— start ITEMS —

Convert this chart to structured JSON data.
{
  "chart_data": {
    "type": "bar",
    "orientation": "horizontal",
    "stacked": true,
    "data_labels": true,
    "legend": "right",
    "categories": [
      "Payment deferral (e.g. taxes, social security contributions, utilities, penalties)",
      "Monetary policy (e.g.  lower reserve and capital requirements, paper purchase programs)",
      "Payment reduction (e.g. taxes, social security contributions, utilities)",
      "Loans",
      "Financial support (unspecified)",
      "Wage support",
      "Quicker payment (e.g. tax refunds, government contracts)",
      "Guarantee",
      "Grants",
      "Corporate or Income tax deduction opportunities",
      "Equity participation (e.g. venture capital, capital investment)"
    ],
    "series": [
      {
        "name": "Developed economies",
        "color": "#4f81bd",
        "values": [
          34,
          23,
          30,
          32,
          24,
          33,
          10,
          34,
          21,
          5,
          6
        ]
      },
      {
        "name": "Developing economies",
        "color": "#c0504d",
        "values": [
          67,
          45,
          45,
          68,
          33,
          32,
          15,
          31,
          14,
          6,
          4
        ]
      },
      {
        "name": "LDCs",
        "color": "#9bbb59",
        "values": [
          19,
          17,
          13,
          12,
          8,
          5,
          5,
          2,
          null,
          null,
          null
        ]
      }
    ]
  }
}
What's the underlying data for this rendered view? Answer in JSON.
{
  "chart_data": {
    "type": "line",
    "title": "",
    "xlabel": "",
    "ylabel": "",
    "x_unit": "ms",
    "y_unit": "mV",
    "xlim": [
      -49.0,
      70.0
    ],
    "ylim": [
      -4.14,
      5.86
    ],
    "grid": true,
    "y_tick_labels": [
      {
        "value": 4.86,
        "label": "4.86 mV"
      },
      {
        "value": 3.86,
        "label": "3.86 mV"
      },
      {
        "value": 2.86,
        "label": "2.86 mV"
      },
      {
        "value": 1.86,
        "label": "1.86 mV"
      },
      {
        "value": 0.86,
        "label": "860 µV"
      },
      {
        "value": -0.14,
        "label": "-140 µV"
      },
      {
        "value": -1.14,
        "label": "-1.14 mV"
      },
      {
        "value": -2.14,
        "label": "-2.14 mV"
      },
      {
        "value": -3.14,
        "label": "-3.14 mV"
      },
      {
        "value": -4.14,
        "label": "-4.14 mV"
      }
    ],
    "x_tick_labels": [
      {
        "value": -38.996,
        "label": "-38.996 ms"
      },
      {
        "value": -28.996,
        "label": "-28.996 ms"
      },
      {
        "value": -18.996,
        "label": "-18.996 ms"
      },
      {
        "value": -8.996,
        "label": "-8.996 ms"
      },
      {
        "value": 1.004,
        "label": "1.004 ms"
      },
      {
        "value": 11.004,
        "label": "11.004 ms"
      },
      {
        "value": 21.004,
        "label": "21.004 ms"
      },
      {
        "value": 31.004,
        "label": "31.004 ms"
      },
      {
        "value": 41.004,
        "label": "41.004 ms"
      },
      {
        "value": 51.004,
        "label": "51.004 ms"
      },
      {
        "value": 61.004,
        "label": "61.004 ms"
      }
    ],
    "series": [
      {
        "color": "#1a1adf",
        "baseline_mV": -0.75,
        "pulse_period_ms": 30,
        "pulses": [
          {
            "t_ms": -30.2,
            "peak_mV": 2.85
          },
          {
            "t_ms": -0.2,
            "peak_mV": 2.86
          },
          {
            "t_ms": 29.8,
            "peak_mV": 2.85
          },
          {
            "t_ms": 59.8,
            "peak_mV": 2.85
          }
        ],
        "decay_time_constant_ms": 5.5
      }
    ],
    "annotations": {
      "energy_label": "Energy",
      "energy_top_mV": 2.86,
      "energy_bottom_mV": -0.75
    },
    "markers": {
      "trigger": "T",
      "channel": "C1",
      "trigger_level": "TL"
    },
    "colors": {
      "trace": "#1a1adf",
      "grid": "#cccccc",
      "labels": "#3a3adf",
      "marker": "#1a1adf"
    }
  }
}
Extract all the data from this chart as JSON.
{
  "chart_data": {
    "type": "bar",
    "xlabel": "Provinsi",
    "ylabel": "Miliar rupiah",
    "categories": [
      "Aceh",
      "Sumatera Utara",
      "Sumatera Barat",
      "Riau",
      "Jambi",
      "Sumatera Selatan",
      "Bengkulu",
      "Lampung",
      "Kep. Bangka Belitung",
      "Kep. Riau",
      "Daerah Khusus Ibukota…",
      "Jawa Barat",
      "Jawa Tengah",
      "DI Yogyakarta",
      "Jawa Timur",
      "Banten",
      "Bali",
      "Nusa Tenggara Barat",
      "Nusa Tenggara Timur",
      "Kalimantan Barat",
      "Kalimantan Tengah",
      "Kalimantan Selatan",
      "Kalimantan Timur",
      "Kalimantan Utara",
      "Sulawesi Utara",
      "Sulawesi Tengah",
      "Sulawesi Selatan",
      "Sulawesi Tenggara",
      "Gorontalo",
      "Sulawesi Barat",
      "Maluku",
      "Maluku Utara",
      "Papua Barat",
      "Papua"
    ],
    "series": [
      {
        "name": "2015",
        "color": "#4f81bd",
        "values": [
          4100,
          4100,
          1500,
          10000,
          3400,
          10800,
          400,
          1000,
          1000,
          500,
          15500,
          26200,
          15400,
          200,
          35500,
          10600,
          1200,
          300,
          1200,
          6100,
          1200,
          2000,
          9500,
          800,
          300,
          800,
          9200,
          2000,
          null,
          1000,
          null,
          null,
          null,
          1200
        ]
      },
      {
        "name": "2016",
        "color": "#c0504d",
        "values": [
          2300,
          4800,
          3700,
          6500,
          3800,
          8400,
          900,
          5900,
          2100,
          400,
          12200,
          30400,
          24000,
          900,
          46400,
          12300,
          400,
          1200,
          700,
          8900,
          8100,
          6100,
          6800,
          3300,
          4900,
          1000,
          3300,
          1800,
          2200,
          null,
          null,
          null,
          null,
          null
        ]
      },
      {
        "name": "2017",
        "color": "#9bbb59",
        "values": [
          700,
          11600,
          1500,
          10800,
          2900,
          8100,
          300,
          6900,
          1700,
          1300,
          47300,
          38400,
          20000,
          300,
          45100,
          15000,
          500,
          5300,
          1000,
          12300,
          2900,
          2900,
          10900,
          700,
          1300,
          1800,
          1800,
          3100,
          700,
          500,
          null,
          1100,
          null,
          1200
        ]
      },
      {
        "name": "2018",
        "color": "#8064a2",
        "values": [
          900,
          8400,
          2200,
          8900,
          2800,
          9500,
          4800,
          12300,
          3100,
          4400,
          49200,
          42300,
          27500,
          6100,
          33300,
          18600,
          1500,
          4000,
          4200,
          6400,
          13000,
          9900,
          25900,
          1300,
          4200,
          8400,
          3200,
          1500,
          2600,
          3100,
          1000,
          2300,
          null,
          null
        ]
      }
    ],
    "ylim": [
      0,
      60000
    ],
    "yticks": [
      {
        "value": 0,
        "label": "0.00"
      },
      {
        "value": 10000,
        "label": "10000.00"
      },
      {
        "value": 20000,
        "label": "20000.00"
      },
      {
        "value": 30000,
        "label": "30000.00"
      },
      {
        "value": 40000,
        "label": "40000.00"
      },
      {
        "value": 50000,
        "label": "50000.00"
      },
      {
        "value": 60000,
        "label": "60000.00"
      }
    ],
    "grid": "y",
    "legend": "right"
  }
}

— end ITEMS —

YOUR TASK ::
Lines of the material that contain the word "Utara" are to be gathered.

TASK RESULT ::
      "Sumatera Utara",
      "Kalimantan Utara",
      "Sulawesi Utara",
      "Maluku Utara",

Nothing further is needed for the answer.